INPUT RECORDS:
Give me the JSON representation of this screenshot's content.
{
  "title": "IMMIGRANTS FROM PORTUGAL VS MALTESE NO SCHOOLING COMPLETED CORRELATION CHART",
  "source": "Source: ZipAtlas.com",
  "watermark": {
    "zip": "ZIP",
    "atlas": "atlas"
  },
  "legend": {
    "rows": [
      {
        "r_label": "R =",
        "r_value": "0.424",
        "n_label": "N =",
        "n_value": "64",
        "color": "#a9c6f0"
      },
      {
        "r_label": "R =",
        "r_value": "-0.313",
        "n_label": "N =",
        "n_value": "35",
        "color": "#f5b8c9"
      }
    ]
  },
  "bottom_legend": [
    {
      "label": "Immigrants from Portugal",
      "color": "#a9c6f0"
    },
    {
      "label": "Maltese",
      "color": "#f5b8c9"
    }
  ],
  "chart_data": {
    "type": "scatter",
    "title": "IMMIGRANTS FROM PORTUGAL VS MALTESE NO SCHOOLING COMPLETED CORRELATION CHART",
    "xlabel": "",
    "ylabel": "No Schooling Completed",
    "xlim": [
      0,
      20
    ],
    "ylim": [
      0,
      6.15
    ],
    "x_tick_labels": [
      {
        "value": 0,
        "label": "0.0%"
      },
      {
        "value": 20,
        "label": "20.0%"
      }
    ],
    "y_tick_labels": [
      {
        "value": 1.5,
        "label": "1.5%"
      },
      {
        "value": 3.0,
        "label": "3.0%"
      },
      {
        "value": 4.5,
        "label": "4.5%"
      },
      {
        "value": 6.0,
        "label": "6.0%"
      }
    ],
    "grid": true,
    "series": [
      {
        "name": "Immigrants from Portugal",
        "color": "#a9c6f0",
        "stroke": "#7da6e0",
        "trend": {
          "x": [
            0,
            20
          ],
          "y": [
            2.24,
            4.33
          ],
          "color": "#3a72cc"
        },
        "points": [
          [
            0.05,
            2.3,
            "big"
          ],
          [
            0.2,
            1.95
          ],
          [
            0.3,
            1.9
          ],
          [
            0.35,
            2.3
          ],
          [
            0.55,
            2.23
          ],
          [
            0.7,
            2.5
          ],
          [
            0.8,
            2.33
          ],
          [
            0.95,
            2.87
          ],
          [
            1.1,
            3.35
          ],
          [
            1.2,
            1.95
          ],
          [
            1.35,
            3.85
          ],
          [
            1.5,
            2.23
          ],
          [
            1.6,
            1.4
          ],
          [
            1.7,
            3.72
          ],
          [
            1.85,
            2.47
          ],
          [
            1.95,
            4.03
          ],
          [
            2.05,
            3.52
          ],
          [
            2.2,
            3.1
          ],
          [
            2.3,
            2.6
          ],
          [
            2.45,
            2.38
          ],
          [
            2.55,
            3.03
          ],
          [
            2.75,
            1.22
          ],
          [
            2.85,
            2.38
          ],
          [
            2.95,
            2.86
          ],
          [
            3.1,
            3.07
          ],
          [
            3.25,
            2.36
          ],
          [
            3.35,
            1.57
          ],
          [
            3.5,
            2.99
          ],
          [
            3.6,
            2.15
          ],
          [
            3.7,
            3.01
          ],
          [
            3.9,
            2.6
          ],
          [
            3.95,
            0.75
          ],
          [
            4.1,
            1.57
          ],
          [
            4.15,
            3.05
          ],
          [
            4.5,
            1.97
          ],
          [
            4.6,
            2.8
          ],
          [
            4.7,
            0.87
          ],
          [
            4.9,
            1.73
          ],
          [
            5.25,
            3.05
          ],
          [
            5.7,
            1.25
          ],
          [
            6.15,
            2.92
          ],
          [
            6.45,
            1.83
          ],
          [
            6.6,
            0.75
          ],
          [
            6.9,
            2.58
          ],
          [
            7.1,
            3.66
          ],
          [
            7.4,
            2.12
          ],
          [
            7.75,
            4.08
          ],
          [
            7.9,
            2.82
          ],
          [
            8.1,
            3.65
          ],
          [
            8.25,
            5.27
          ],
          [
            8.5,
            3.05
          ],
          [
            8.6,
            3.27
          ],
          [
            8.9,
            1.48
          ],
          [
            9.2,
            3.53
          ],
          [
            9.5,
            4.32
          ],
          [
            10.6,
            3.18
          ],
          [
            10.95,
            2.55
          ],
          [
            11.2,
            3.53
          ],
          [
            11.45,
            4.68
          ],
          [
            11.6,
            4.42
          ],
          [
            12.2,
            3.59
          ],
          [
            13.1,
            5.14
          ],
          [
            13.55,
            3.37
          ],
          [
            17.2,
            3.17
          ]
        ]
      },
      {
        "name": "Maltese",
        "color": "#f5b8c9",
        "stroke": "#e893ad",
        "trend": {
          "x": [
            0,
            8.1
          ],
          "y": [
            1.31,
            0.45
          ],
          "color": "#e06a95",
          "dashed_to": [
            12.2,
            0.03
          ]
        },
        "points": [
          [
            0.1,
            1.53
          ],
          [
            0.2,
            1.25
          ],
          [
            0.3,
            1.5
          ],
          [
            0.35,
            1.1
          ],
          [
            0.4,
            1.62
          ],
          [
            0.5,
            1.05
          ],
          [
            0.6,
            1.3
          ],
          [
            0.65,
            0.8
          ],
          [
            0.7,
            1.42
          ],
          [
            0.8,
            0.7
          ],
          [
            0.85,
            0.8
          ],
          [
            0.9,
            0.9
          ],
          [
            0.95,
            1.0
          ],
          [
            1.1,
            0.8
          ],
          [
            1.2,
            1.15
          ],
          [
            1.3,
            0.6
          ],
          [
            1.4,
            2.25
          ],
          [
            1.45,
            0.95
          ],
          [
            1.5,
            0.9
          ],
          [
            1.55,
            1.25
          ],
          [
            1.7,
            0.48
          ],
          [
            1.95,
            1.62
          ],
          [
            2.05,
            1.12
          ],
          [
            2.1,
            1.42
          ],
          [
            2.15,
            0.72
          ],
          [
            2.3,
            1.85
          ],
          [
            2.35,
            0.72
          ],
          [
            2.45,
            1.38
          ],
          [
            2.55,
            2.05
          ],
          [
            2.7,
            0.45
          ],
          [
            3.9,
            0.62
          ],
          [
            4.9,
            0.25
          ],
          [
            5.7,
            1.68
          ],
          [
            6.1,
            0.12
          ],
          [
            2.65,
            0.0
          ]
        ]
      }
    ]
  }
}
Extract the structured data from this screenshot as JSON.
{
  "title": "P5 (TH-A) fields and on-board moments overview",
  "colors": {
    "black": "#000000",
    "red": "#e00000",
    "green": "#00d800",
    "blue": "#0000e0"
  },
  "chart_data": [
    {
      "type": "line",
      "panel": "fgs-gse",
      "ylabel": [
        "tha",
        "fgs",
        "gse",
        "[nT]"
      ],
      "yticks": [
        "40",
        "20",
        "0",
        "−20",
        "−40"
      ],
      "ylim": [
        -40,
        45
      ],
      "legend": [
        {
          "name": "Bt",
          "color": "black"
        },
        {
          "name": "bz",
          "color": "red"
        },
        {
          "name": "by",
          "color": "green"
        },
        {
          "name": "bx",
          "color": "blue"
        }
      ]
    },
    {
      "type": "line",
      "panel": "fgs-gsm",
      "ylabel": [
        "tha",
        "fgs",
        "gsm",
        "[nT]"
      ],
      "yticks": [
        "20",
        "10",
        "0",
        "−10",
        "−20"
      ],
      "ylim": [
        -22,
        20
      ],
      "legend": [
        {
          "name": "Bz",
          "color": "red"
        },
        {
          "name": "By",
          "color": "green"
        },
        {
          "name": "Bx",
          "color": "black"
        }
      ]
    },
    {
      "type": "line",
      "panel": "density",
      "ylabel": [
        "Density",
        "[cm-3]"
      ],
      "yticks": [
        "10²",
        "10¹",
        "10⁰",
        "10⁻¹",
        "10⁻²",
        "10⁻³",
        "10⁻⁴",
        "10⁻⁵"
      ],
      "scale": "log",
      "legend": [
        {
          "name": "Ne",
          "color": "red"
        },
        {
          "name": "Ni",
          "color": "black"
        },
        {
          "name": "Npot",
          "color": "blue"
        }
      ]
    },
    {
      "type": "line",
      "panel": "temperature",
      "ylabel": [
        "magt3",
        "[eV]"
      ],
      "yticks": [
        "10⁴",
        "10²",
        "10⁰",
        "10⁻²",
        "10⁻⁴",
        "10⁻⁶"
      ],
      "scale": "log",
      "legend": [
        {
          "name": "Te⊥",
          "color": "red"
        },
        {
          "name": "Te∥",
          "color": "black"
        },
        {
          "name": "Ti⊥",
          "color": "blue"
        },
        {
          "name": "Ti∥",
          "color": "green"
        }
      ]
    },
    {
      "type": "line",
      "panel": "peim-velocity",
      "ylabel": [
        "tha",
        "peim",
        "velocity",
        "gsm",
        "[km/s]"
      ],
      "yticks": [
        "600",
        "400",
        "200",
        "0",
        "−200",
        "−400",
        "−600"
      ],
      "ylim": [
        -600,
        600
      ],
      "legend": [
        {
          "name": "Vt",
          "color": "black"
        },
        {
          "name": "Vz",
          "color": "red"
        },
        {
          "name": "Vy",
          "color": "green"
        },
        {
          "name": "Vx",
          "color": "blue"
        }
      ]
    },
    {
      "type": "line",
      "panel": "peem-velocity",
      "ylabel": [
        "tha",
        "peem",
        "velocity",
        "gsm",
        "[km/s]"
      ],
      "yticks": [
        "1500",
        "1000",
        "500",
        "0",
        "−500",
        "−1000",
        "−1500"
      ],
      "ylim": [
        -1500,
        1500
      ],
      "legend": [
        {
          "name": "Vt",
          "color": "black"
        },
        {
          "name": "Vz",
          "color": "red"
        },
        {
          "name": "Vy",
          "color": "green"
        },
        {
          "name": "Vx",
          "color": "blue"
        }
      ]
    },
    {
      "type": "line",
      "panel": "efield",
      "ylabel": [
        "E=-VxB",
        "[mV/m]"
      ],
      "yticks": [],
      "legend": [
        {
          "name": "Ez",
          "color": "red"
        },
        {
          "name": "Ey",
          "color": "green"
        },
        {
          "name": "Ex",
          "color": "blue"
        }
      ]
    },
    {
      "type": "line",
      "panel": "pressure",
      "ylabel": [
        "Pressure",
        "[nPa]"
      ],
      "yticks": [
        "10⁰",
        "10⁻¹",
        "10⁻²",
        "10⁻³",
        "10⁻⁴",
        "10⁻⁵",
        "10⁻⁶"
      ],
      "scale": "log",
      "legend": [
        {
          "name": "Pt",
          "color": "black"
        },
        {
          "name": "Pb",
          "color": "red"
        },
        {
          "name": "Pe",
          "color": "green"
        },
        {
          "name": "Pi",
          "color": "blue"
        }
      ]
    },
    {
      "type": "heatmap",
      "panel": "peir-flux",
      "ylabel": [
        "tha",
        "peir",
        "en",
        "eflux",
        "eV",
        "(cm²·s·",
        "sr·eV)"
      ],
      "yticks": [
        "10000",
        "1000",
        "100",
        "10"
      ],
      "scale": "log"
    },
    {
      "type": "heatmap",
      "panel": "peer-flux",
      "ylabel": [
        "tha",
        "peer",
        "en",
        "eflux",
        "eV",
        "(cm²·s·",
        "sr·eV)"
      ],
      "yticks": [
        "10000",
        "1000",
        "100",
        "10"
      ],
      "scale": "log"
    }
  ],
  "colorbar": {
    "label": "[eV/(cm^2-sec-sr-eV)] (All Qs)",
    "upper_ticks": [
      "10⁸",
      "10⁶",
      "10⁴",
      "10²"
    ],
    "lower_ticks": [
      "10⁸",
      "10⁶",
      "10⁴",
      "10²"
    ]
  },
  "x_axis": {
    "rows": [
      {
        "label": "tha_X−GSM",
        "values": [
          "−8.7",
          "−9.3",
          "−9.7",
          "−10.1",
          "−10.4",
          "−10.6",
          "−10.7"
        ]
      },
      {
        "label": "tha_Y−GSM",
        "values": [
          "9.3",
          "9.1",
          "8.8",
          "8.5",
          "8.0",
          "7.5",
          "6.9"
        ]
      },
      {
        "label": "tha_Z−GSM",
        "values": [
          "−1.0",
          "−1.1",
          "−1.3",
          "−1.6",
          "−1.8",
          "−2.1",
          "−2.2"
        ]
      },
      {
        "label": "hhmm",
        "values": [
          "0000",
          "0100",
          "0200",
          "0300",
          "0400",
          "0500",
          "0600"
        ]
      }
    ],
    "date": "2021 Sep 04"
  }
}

DIRECTIVE: Tally up the lines holding the string "title" in this listing, and report the total alone.

EXERCISE RESULT: 3